Begin Dataset rows

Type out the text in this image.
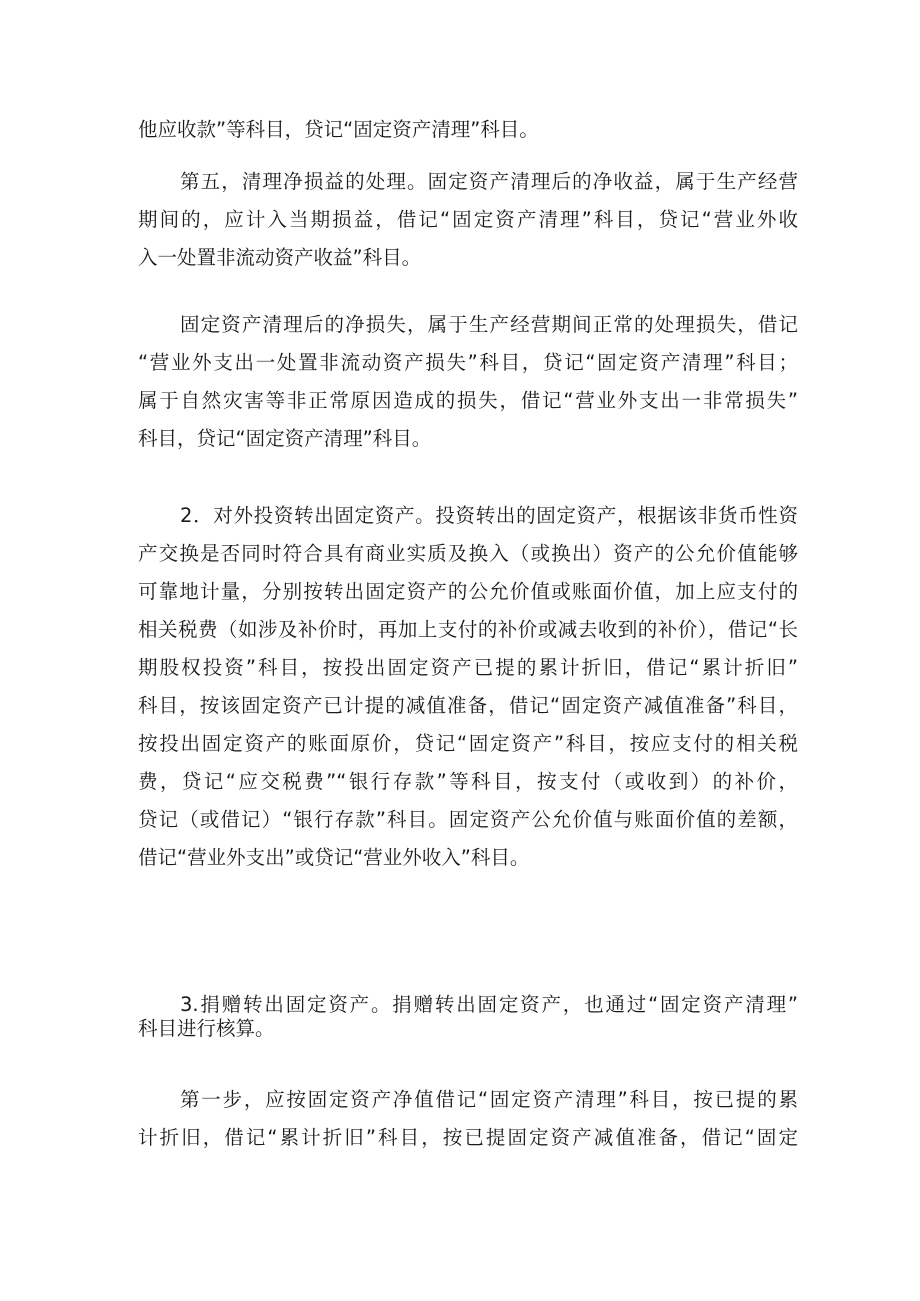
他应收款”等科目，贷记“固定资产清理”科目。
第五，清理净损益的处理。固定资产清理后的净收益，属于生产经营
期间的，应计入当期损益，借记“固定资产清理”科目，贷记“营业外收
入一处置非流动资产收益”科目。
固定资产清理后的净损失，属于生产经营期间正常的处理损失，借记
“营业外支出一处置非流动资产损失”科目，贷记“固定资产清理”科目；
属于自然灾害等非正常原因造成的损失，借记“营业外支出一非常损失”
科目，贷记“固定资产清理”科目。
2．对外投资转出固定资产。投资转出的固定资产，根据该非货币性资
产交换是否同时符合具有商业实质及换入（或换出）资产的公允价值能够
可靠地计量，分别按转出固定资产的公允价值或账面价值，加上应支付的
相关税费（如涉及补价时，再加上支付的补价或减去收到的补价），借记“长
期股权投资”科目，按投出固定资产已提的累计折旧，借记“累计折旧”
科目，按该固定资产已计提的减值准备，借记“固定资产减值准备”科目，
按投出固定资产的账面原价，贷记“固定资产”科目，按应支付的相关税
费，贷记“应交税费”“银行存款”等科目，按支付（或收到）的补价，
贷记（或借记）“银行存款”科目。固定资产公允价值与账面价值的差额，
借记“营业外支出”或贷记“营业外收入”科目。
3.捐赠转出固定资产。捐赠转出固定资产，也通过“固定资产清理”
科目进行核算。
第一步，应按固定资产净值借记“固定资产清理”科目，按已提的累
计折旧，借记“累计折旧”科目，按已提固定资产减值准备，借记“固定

End Dataset rows

» **Exercise description**
Give all the entries again exactly, dropping each picture.

» **Solution to the problem**
Type out the text in this image.
他应收款”等科目，贷记“固定资产清理”科目。
第五，清理净损益的处理。固定资产清理后的净收益，属于生产经营
期间的，应计入当期损益，借记“固定资产清理”科目，贷记“营业外收
入一处置非流动资产收益”科目。
固定资产清理后的净损失，属于生产经营期间正常的处理损失，借记
“营业外支出一处置非流动资产损失”科目，贷记“固定资产清理”科目；
属于自然灾害等非正常原因造成的损失，借记“营业外支出一非常损失”
科目，贷记“固定资产清理”科目。
2．对外投资转出固定资产。投资转出的固定资产，根据该非货币性资
产交换是否同时符合具有商业实质及换入（或换出）资产的公允价值能够
可靠地计量，分别按转出固定资产的公允价值或账面价值，加上应支付的
相关税费（如涉及补价时，再加上支付的补价或减去收到的补价），借记“长
期股权投资”科目，按投出固定资产已提的累计折旧，借记“累计折旧”
科目，按该固定资产已计提的减值准备，借记“固定资产减值准备”科目，
按投出固定资产的账面原价，贷记“固定资产”科目，按应支付的相关税
费，贷记“应交税费”“银行存款”等科目，按支付（或收到）的补价，
贷记（或借记）“银行存款”科目。固定资产公允价值与账面价值的差额，
借记“营业外支出”或贷记“营业外收入”科目。
3.捐赠转出固定资产。捐赠转出固定资产，也通过“固定资产清理”
科目进行核算。
第一步，应按固定资产净值借记“固定资产清理”科目，按已提的累
计折旧，借记“累计折旧”科目，按已提固定资产减值准备，借记“固定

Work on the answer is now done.